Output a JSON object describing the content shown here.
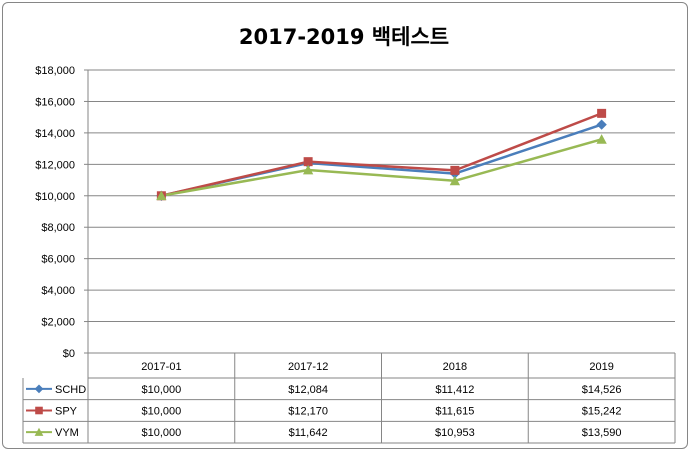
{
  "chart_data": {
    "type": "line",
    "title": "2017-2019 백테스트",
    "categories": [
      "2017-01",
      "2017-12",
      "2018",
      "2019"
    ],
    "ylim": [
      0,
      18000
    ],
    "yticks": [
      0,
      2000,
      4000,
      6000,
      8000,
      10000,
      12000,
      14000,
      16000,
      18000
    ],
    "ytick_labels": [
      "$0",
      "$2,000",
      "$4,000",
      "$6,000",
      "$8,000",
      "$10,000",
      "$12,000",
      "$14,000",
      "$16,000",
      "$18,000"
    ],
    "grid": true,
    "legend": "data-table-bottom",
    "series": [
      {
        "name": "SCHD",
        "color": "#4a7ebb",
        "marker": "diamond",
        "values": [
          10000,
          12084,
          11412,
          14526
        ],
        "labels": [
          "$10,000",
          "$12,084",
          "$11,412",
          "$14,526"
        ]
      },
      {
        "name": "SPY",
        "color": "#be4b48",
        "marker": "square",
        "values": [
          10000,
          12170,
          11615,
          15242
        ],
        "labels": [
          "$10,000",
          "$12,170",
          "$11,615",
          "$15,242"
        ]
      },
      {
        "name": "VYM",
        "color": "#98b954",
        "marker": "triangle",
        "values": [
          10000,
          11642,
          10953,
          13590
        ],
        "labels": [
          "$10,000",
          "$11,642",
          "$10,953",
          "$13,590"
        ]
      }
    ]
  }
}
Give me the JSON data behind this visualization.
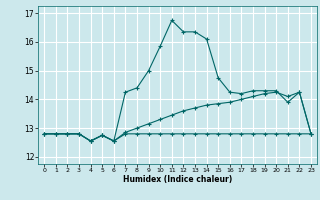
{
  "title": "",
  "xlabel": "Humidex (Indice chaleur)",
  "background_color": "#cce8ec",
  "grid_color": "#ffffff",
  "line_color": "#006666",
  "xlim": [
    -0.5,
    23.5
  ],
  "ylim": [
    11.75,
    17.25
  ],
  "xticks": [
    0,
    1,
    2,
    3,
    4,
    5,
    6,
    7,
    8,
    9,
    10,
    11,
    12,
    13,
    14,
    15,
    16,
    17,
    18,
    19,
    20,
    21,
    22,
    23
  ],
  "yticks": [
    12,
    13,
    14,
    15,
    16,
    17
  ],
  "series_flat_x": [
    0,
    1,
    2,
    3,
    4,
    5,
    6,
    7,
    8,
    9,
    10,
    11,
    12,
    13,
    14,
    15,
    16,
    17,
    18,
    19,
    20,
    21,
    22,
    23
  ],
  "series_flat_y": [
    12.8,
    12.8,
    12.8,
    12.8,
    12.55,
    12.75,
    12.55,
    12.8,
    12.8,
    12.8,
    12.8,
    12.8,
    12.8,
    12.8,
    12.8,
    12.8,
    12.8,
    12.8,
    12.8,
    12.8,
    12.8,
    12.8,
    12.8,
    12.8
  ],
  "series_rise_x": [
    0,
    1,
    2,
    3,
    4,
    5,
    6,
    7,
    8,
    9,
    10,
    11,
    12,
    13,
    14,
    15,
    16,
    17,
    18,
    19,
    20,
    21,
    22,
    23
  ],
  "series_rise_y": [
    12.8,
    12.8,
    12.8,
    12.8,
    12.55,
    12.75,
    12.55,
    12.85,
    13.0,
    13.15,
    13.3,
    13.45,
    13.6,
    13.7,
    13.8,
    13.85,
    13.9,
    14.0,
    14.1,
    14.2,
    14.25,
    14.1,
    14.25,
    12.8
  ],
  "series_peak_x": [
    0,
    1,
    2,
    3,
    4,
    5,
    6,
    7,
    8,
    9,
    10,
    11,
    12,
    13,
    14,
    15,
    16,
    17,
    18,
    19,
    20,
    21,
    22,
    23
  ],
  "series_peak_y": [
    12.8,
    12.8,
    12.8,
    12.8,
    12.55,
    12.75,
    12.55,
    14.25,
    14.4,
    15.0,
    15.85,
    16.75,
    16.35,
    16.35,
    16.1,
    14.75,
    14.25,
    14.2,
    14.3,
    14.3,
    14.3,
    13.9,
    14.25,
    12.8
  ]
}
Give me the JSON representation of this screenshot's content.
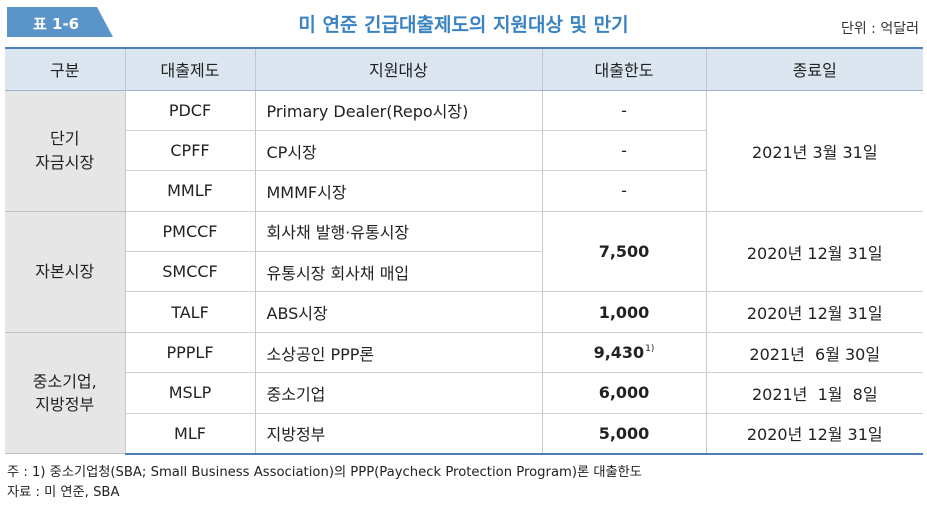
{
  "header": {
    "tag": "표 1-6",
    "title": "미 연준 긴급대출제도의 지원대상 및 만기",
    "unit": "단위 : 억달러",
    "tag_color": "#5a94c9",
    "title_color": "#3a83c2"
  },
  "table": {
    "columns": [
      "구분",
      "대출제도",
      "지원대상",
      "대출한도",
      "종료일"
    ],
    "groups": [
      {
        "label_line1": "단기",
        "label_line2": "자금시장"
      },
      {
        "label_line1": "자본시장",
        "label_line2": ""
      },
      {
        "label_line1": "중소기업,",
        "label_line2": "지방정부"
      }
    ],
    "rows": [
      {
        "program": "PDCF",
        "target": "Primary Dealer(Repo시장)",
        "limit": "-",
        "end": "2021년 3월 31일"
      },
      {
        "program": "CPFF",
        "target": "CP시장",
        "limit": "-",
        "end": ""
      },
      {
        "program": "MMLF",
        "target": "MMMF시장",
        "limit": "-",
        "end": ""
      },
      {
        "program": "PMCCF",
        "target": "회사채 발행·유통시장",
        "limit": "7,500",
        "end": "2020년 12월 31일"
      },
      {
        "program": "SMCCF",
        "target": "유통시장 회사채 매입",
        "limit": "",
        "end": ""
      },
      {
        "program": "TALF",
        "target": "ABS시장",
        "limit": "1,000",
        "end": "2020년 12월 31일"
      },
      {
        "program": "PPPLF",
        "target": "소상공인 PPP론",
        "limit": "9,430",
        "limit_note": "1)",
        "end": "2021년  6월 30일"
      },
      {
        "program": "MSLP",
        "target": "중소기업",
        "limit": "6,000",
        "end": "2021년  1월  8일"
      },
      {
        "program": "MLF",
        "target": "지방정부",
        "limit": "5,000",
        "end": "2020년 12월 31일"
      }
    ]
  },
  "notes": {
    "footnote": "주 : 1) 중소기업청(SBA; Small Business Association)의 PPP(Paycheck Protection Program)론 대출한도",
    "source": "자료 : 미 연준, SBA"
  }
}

_ _ _ _ _ _ _

Problem statement
Set down the lines of the records above exactly, apart from the pictures.

Finished exercise
Output a JSON object describing the content shown here.
{
  "chart_data": {
    "type": "line",
    "title": "2017-2019 백테스트",
    "categories": [
      "2017-01",
      "2017-12",
      "2018",
      "2019"
    ],
    "ylim": [
      0,
      18000
    ],
    "yticks": [
      0,
      2000,
      4000,
      6000,
      8000,
      10000,
      12000,
      14000,
      16000,
      18000
    ],
    "ytick_labels": [
      "$0",
      "$2,000",
      "$4,000",
      "$6,000",
      "$8,000",
      "$10,000",
      "$12,000",
      "$14,000",
      "$16,000",
      "$18,000"
    ],
    "grid": true,
    "legend": "data-table-bottom",
    "series": [
      {
        "name": "SCHD",
        "color": "#4a7ebb",
        "marker": "diamond",
        "values": [
          10000,
          12084,
          11412,
          14526
        ],
        "labels": [
          "$10,000",
          "$12,084",
          "$11,412",
          "$14,526"
        ]
      },
      {
        "name": "SPY",
        "color": "#be4b48",
        "marker": "square",
        "values": [
          10000,
          12170,
          11615,
          15242
        ],
        "labels": [
          "$10,000",
          "$12,170",
          "$11,615",
          "$15,242"
        ]
      },
      {
        "name": "VYM",
        "color": "#98b954",
        "marker": "triangle",
        "values": [
          10000,
          11642,
          10953,
          13590
        ],
        "labels": [
          "$10,000",
          "$11,642",
          "$10,953",
          "$13,590"
        ]
      }
    ]
  }
}
Give me the JSON data behind this visualization.
{
  "title": "",
  "xlabel": "Humidex (Indice chaleur)",
  "background_color": "#cce8ec",
  "grid_color": "#ffffff",
  "line_color": "#006666",
  "xlim": [
    -0.5,
    23.5
  ],
  "ylim": [
    11.75,
    17.25
  ],
  "xticks": [
    0,
    1,
    2,
    3,
    4,
    5,
    6,
    7,
    8,
    9,
    10,
    11,
    12,
    13,
    14,
    15,
    16,
    17,
    18,
    19,
    20,
    21,
    22,
    23
  ],
  "yticks": [
    12,
    13,
    14,
    15,
    16,
    17
  ],
  "series_flat_x": [
    0,
    1,
    2,
    3,
    4,
    5,
    6,
    7,
    8,
    9,
    10,
    11,
    12,
    13,
    14,
    15,
    16,
    17,
    18,
    19,
    20,
    21,
    22,
    23
  ],
  "series_flat_y": [
    12.8,
    12.8,
    12.8,
    12.8,
    12.55,
    12.75,
    12.55,
    12.8,
    12.8,
    12.8,
    12.8,
    12.8,
    12.8,
    12.8,
    12.8,
    12.8,
    12.8,
    12.8,
    12.8,
    12.8,
    12.8,
    12.8,
    12.8,
    12.8
  ],
  "series_rise_x": [
    0,
    1,
    2,
    3,
    4,
    5,
    6,
    7,
    8,
    9,
    10,
    11,
    12,
    13,
    14,
    15,
    16,
    17,
    18,
    19,
    20,
    21,
    22,
    23
  ],
  "series_rise_y": [
    12.8,
    12.8,
    12.8,
    12.8,
    12.55,
    12.75,
    12.55,
    12.85,
    13.0,
    13.15,
    13.3,
    13.45,
    13.6,
    13.7,
    13.8,
    13.85,
    13.9,
    14.0,
    14.1,
    14.2,
    14.25,
    14.1,
    14.25,
    12.8
  ],
  "series_peak_x": [
    0,
    1,
    2,
    3,
    4,
    5,
    6,
    7,
    8,
    9,
    10,
    11,
    12,
    13,
    14,
    15,
    16,
    17,
    18,
    19,
    20,
    21,
    22,
    23
  ],
  "series_peak_y": [
    12.8,
    12.8,
    12.8,
    12.8,
    12.55,
    12.75,
    12.55,
    14.25,
    14.4,
    15.0,
    15.85,
    16.75,
    16.35,
    16.35,
    16.1,
    14.75,
    14.25,
    14.2,
    14.3,
    14.3,
    14.3,
    13.9,
    14.25,
    12.8
  ]
}
Give me the JSON representation of this screenshot's content.
{
  "header": {
    "tag": "표 1-6",
    "title": "미 연준 긴급대출제도의 지원대상 및 만기",
    "unit": "단위 : 억달러",
    "tag_color": "#5a94c9",
    "title_color": "#3a83c2"
  },
  "table": {
    "columns": [
      "구분",
      "대출제도",
      "지원대상",
      "대출한도",
      "종료일"
    ],
    "groups": [
      {
        "label_line1": "단기",
        "label_line2": "자금시장"
      },
      {
        "label_line1": "자본시장",
        "label_line2": ""
      },
      {
        "label_line1": "중소기업,",
        "label_line2": "지방정부"
      }
    ],
    "rows": [
      {
        "program": "PDCF",
        "target": "Primary Dealer(Repo시장)",
        "limit": "-",
        "end": "2021년 3월 31일"
      },
      {
        "program": "CPFF",
        "target": "CP시장",
        "limit": "-",
        "end": ""
      },
      {
        "program": "MMLF",
        "target": "MMMF시장",
        "limit": "-",
        "end": ""
      },
      {
        "program": "PMCCF",
        "target": "회사채 발행·유통시장",
        "limit": "7,500",
        "end": "2020년 12월 31일"
      },
      {
        "program": "SMCCF",
        "target": "유통시장 회사채 매입",
        "limit": "",
        "end": ""
      },
      {
        "program": "TALF",
        "target": "ABS시장",
        "limit": "1,000",
        "end": "2020년 12월 31일"
      },
      {
        "program": "PPPLF",
        "target": "소상공인 PPP론",
        "limit": "9,430",
        "limit_note": "1)",
        "end": "2021년  6월 30일"
      },
      {
        "program": "MSLP",
        "target": "중소기업",
        "limit": "6,000",
        "end": "2021년  1월  8일"
      },
      {
        "program": "MLF",
        "target": "지방정부",
        "limit": "5,000",
        "end": "2020년 12월 31일"
      }
    ]
  },
  "notes": {
    "footnote": "주 : 1) 중소기업청(SBA; Small Business Association)의 PPP(Paycheck Protection Program)론 대출한도",
    "source": "자료 : 미 연준, SBA"
  }
}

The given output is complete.